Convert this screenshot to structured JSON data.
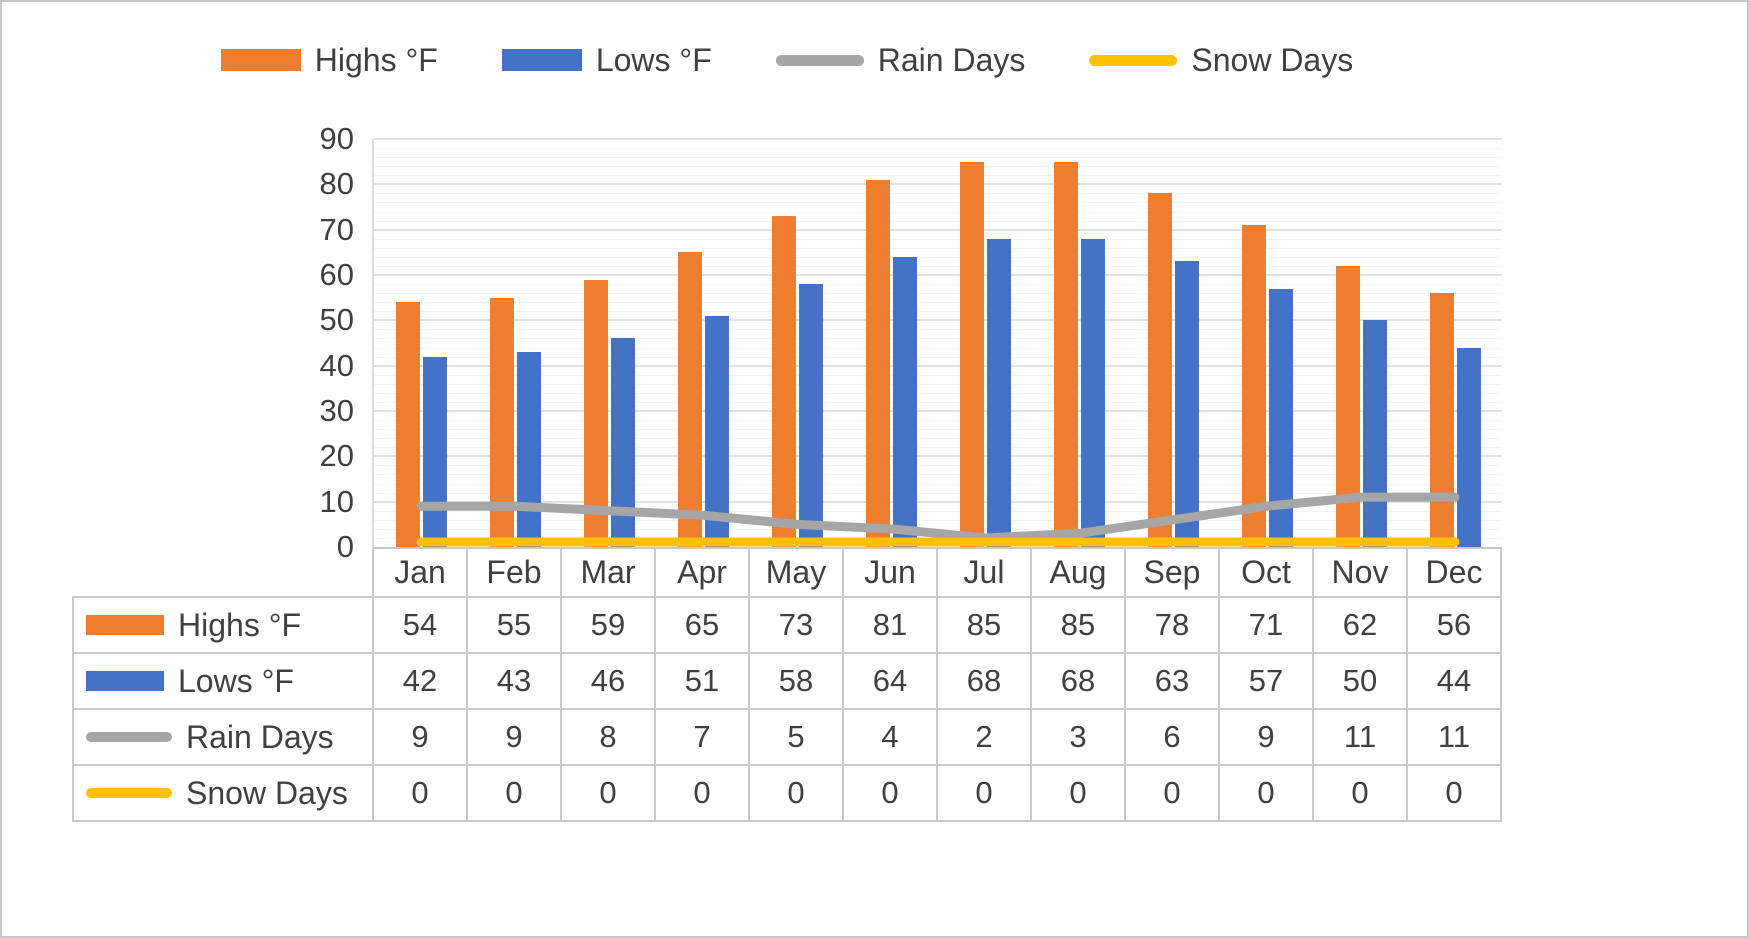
{
  "colors": {
    "background": "#FFFFFF",
    "text": "#404040",
    "grid_major": "#E2E2E2",
    "grid_minor": "#F4F4F4",
    "axis_line": "#D9D9D9",
    "table_border": "#C9C9C9",
    "canvas_border": "#C5C9CD"
  },
  "chart_data": {
    "type": "combo",
    "title": "",
    "xlabel": "",
    "ylabel": "",
    "categories": [
      "Jan",
      "Feb",
      "Mar",
      "Apr",
      "May",
      "Jun",
      "Jul",
      "Aug",
      "Sep",
      "Oct",
      "Nov",
      "Dec"
    ],
    "series": [
      {
        "name": "Highs °F",
        "type": "bar",
        "color": "#ED7D31",
        "values": [
          54,
          55,
          59,
          65,
          73,
          81,
          85,
          85,
          78,
          71,
          62,
          56
        ]
      },
      {
        "name": "Lows °F",
        "type": "bar",
        "color": "#4472C4",
        "values": [
          42,
          43,
          46,
          51,
          58,
          64,
          68,
          68,
          63,
          57,
          50,
          44
        ]
      },
      {
        "name": "Rain Days",
        "type": "line",
        "color": "#A6A6A6",
        "values": [
          9,
          9,
          8,
          7,
          5,
          4,
          2,
          3,
          6,
          9,
          11,
          11
        ]
      },
      {
        "name": "Snow Days",
        "type": "line",
        "color": "#FFC000",
        "values": [
          0,
          0,
          0,
          0,
          0,
          0,
          0,
          0,
          0,
          0,
          0,
          0
        ]
      }
    ],
    "ylim": [
      0,
      90
    ],
    "ytick_step": 10,
    "grid": true,
    "legend_position": "top",
    "data_table_shown": true
  }
}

▶ THE REQUEST
Give every line back word for word and leave the pictures out.

▶ THE ANSWER
Convert this screenshot to structured JSON data.
{
  "colors": {
    "background": "#FFFFFF",
    "text": "#404040",
    "grid_major": "#E2E2E2",
    "grid_minor": "#F4F4F4",
    "axis_line": "#D9D9D9",
    "table_border": "#C9C9C9",
    "canvas_border": "#C5C9CD"
  },
  "chart_data": {
    "type": "combo",
    "title": "",
    "xlabel": "",
    "ylabel": "",
    "categories": [
      "Jan",
      "Feb",
      "Mar",
      "Apr",
      "May",
      "Jun",
      "Jul",
      "Aug",
      "Sep",
      "Oct",
      "Nov",
      "Dec"
    ],
    "series": [
      {
        "name": "Highs °F",
        "type": "bar",
        "color": "#ED7D31",
        "values": [
          54,
          55,
          59,
          65,
          73,
          81,
          85,
          85,
          78,
          71,
          62,
          56
        ]
      },
      {
        "name": "Lows °F",
        "type": "bar",
        "color": "#4472C4",
        "values": [
          42,
          43,
          46,
          51,
          58,
          64,
          68,
          68,
          63,
          57,
          50,
          44
        ]
      },
      {
        "name": "Rain Days",
        "type": "line",
        "color": "#A6A6A6",
        "values": [
          9,
          9,
          8,
          7,
          5,
          4,
          2,
          3,
          6,
          9,
          11,
          11
        ]
      },
      {
        "name": "Snow Days",
        "type": "line",
        "color": "#FFC000",
        "values": [
          0,
          0,
          0,
          0,
          0,
          0,
          0,
          0,
          0,
          0,
          0,
          0
        ]
      }
    ],
    "ylim": [
      0,
      90
    ],
    "ytick_step": 10,
    "grid": true,
    "legend_position": "top",
    "data_table_shown": true
  }
}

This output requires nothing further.